WHAT TO DO ▸ Pick out the lines in the listing below that contain the word "Heat" and copy them.

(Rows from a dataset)

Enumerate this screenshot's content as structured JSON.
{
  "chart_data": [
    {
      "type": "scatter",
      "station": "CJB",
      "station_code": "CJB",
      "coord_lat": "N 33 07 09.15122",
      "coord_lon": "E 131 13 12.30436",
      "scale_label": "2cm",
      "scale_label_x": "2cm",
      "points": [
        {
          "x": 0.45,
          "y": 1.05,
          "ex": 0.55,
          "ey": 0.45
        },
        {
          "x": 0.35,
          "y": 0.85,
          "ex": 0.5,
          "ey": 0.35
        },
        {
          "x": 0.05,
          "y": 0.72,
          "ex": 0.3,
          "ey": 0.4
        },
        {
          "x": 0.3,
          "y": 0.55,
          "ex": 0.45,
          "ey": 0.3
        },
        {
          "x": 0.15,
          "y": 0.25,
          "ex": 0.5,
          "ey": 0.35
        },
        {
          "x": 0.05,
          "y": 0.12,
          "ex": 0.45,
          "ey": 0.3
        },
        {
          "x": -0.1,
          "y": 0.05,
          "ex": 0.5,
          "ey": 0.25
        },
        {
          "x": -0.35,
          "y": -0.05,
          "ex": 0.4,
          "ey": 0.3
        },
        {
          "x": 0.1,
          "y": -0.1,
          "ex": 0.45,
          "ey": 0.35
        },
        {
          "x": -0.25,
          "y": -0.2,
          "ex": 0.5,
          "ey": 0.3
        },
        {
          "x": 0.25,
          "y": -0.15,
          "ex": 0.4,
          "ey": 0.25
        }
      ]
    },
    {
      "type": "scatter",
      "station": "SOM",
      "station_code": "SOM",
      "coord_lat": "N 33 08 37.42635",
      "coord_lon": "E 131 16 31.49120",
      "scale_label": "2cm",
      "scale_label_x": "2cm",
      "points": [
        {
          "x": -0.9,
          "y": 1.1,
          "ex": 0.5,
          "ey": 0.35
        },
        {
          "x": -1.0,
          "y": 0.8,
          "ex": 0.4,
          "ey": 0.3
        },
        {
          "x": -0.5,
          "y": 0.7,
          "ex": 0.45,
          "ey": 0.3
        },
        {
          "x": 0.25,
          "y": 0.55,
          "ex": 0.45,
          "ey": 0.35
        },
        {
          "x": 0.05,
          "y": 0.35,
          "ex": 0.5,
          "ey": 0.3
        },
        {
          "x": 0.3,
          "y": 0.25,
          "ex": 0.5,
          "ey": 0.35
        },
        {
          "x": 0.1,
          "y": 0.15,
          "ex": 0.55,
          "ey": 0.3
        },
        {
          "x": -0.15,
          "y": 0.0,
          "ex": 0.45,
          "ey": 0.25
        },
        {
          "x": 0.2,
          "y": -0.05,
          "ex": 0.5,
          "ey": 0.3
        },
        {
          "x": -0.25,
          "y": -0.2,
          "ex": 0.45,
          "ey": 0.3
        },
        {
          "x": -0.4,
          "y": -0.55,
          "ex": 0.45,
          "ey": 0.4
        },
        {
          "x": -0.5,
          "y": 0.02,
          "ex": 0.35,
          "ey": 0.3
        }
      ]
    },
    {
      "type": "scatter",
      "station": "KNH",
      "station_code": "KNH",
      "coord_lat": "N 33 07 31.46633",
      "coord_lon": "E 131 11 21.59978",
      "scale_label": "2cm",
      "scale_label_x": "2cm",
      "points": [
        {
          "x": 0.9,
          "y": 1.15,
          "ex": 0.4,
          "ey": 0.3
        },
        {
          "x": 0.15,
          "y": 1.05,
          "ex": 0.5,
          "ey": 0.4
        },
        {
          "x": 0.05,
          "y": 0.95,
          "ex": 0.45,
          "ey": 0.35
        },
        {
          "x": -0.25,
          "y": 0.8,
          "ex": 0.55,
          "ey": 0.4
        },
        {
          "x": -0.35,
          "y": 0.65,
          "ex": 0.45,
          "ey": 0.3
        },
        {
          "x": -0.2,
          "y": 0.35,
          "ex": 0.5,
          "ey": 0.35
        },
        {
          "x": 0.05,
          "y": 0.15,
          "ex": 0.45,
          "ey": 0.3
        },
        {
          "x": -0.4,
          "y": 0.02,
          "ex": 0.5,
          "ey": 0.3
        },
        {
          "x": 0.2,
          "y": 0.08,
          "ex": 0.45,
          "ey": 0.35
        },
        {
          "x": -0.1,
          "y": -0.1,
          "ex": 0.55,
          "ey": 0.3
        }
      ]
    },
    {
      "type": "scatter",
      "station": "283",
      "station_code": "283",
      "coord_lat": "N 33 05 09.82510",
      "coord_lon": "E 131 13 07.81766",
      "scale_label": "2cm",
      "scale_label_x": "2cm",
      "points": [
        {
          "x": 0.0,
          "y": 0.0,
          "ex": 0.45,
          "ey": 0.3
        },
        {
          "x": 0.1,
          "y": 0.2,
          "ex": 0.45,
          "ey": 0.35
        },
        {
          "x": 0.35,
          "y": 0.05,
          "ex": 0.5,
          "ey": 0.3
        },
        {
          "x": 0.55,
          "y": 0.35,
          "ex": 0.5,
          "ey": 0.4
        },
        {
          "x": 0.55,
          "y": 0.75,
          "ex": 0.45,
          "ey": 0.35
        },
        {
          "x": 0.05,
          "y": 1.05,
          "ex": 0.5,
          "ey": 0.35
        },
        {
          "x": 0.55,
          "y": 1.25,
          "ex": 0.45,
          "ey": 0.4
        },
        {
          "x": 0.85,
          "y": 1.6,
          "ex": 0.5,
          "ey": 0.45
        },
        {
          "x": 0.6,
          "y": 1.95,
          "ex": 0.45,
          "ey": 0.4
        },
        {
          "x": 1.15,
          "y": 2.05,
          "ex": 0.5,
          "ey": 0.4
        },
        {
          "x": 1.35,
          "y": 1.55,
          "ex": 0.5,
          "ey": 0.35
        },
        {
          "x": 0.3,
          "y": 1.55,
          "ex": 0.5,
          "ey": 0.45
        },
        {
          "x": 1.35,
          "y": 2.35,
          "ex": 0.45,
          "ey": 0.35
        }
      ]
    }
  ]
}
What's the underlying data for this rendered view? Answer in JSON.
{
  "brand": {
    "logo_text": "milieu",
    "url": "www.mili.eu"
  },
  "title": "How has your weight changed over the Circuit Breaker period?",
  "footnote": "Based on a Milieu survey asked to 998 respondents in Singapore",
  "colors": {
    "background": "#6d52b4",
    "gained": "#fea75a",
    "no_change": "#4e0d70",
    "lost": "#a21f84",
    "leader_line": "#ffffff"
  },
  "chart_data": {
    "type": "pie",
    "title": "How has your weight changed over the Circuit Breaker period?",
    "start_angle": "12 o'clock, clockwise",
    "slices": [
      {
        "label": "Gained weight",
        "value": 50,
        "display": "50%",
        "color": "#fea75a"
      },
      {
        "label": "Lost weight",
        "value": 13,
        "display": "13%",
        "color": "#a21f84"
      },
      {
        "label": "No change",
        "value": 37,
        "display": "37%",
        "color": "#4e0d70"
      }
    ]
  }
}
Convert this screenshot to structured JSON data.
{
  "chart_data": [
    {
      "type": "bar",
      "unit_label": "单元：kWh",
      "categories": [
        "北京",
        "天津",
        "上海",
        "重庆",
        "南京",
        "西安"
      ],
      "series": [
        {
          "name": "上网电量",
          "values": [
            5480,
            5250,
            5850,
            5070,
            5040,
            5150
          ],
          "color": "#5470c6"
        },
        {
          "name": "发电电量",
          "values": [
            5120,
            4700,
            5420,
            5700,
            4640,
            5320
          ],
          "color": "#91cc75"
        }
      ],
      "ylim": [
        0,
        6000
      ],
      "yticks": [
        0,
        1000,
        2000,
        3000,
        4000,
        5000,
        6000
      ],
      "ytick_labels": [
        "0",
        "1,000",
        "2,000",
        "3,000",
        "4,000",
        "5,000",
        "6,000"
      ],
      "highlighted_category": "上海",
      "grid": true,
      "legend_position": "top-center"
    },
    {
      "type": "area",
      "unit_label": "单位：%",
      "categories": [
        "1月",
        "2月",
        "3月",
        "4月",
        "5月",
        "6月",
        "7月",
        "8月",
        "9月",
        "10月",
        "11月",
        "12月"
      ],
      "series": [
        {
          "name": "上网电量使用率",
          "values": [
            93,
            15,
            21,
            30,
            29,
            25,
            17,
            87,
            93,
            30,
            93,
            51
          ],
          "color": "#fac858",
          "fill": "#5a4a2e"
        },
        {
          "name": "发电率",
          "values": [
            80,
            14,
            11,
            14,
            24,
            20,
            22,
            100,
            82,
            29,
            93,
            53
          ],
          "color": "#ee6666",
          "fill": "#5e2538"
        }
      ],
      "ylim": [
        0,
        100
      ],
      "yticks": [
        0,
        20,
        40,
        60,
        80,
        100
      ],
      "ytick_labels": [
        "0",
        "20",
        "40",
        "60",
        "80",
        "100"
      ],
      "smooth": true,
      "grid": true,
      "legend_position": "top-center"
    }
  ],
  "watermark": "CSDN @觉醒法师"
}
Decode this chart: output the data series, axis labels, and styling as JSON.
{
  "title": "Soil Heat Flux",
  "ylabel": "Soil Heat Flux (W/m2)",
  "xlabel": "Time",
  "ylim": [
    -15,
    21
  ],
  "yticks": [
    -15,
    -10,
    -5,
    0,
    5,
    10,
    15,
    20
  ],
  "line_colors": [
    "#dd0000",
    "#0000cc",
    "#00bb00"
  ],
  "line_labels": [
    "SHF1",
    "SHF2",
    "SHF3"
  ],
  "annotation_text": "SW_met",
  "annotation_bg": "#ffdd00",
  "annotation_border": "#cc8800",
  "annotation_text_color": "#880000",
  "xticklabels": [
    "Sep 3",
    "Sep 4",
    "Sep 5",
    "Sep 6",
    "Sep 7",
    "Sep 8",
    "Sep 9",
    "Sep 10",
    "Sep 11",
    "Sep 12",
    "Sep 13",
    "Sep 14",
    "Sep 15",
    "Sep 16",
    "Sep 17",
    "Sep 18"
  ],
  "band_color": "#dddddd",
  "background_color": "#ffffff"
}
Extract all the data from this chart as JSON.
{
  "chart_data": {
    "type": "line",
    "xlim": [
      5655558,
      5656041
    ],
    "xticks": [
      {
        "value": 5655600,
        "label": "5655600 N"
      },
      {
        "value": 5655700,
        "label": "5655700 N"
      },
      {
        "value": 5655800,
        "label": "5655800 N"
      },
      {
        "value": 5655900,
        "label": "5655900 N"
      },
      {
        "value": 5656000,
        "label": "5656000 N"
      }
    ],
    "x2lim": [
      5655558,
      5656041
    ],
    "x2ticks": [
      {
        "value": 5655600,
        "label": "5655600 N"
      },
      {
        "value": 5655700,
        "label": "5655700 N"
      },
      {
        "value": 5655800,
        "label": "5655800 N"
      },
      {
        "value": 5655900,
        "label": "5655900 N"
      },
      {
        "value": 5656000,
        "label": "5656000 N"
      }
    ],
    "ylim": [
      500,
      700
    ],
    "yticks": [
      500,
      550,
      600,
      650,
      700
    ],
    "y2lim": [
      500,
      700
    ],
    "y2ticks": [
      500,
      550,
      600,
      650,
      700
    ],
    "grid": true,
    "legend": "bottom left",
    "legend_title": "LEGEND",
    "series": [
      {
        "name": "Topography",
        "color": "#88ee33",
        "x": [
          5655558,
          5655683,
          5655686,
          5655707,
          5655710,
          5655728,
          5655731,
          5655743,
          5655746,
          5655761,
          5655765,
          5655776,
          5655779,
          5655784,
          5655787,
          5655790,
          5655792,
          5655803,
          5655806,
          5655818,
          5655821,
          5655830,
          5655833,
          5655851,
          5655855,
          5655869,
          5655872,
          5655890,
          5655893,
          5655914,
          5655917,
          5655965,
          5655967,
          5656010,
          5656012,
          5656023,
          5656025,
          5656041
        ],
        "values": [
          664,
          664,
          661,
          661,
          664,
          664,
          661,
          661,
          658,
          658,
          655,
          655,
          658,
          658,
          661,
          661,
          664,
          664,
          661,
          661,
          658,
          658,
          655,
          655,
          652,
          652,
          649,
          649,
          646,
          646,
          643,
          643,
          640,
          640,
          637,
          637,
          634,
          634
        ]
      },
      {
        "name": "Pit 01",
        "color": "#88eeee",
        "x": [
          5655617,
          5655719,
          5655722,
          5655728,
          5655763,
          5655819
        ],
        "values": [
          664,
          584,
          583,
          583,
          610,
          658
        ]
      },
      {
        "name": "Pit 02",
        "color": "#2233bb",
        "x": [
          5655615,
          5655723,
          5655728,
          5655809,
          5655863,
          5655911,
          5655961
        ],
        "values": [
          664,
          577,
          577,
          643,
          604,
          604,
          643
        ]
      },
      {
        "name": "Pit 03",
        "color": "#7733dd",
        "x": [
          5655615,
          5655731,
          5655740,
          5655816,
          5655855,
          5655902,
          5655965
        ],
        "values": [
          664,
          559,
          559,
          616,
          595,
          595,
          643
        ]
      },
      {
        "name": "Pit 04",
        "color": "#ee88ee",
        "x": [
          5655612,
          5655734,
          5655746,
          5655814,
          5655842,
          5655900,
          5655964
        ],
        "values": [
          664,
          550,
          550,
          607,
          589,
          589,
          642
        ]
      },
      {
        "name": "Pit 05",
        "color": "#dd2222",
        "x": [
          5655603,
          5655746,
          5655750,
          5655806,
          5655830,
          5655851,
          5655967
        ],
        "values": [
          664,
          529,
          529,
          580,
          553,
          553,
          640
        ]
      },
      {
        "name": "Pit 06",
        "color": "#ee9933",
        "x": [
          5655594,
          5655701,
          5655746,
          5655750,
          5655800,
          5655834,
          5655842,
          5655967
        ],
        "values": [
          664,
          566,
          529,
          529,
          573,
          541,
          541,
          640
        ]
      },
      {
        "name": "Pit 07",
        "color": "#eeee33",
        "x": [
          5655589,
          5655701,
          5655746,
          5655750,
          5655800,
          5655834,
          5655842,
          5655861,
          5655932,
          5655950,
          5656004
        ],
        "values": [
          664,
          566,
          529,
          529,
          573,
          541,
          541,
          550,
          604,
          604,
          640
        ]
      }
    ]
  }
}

RESPONSE ▸
  "title": "Soil Heat Flux",
  "ylabel": "Soil Heat Flux (W/m2)",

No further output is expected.